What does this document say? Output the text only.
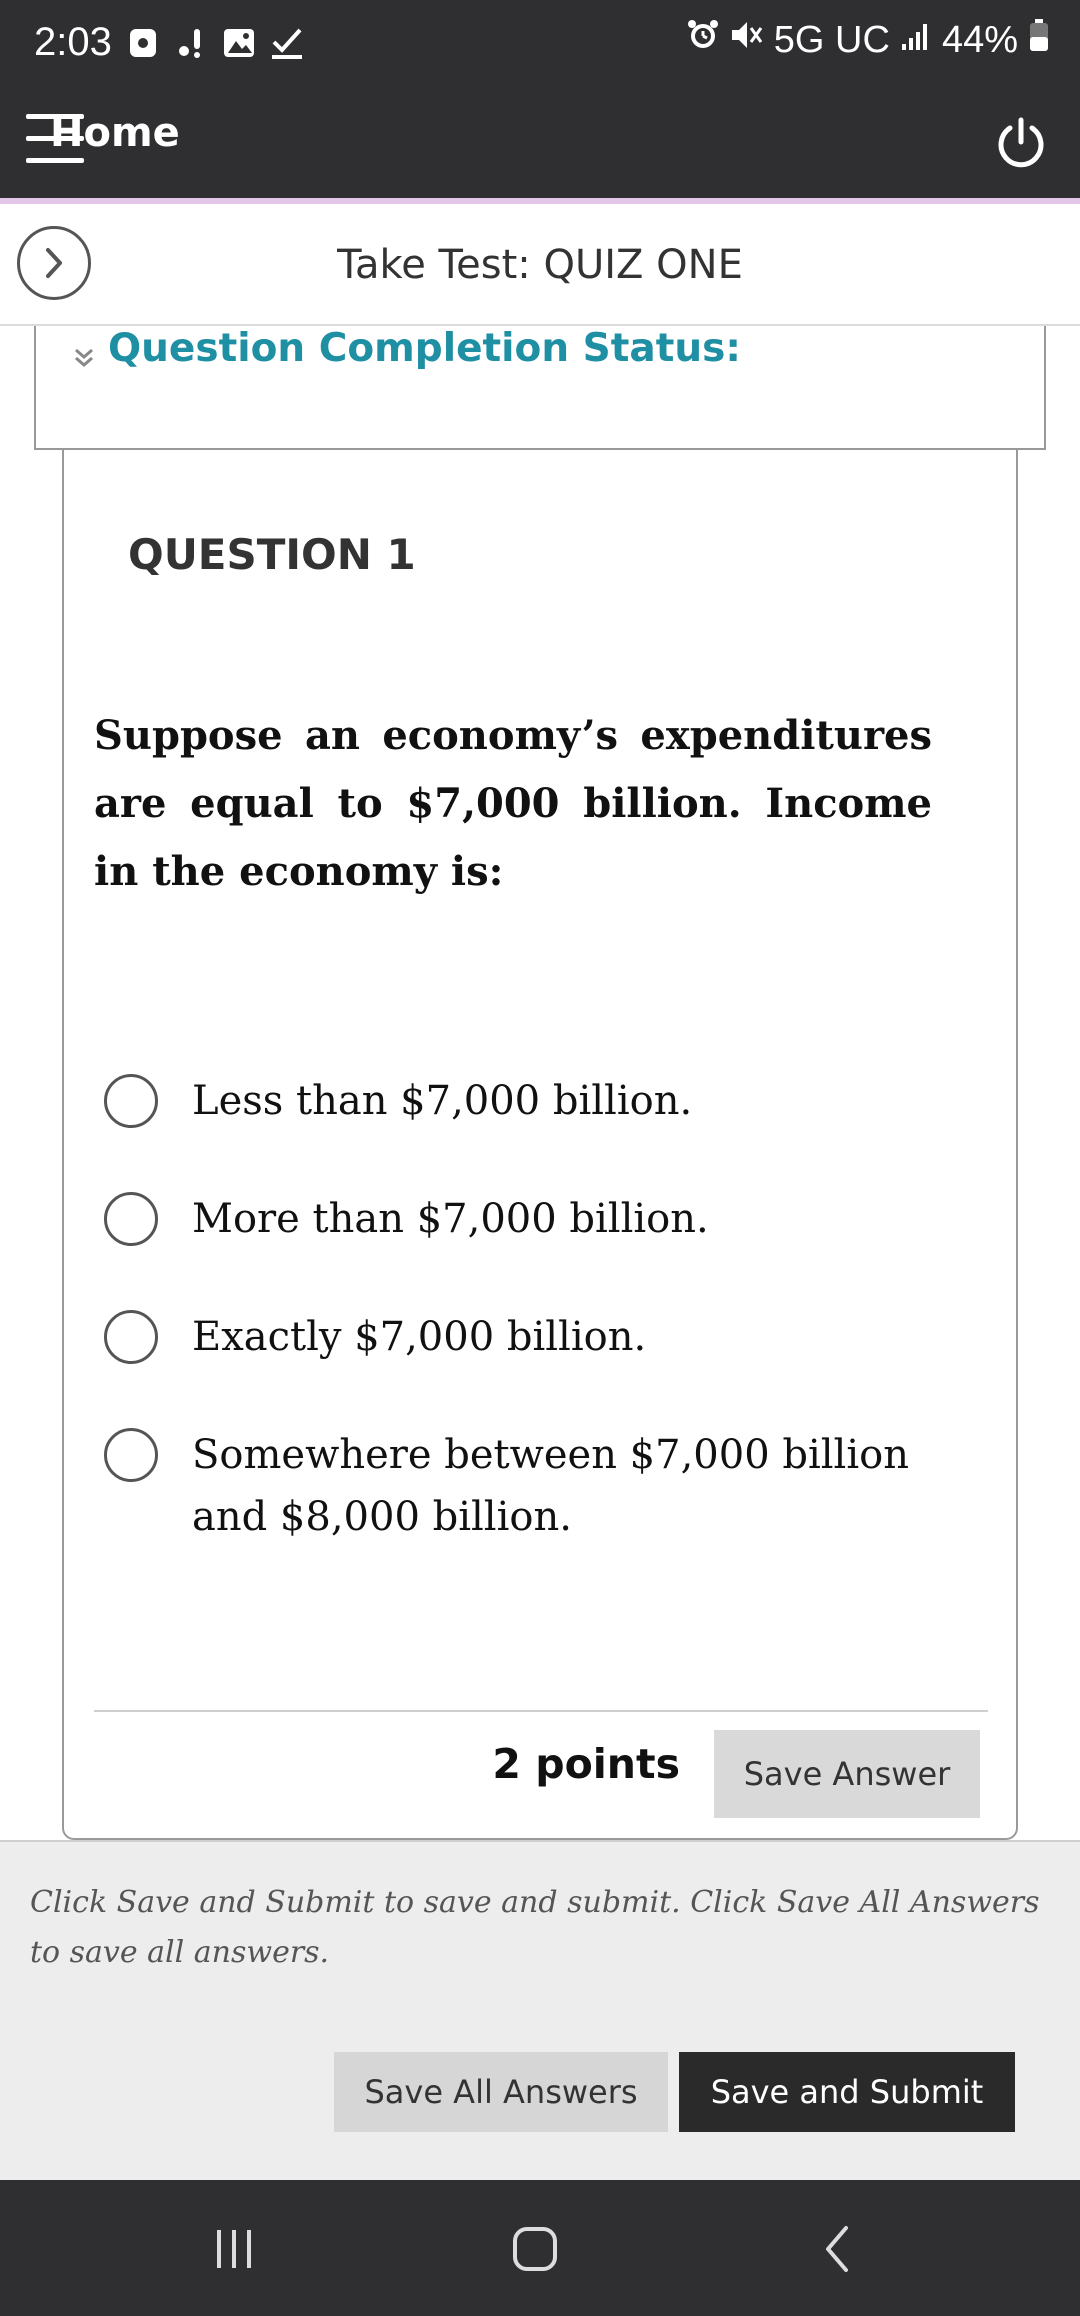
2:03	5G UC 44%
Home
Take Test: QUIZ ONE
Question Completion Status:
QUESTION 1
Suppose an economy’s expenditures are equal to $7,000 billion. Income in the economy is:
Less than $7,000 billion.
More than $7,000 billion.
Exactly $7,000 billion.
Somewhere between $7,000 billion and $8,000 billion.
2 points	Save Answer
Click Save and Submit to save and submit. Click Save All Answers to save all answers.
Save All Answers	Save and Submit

----------------------------------------

**Problem description:**
Reproduce each record from above exactly; pictures do not belong in the copy.

**Full answer:**
What does this document say? Output the text only.
2:03	5G UC 44%
Home
Take Test: QUIZ ONE
Question Completion Status:
QUESTION 1
Suppose an economy’s expenditures are equal to $7,000 billion. Income in the economy is:
Less than $7,000 billion.
More than $7,000 billion.
Exactly $7,000 billion.
Somewhere between $7,000 billion and $8,000 billion.
2 points	Save Answer
Click Save and Submit to save and submit. Click Save All Answers to save all answers.
Save All Answers	Save and Submit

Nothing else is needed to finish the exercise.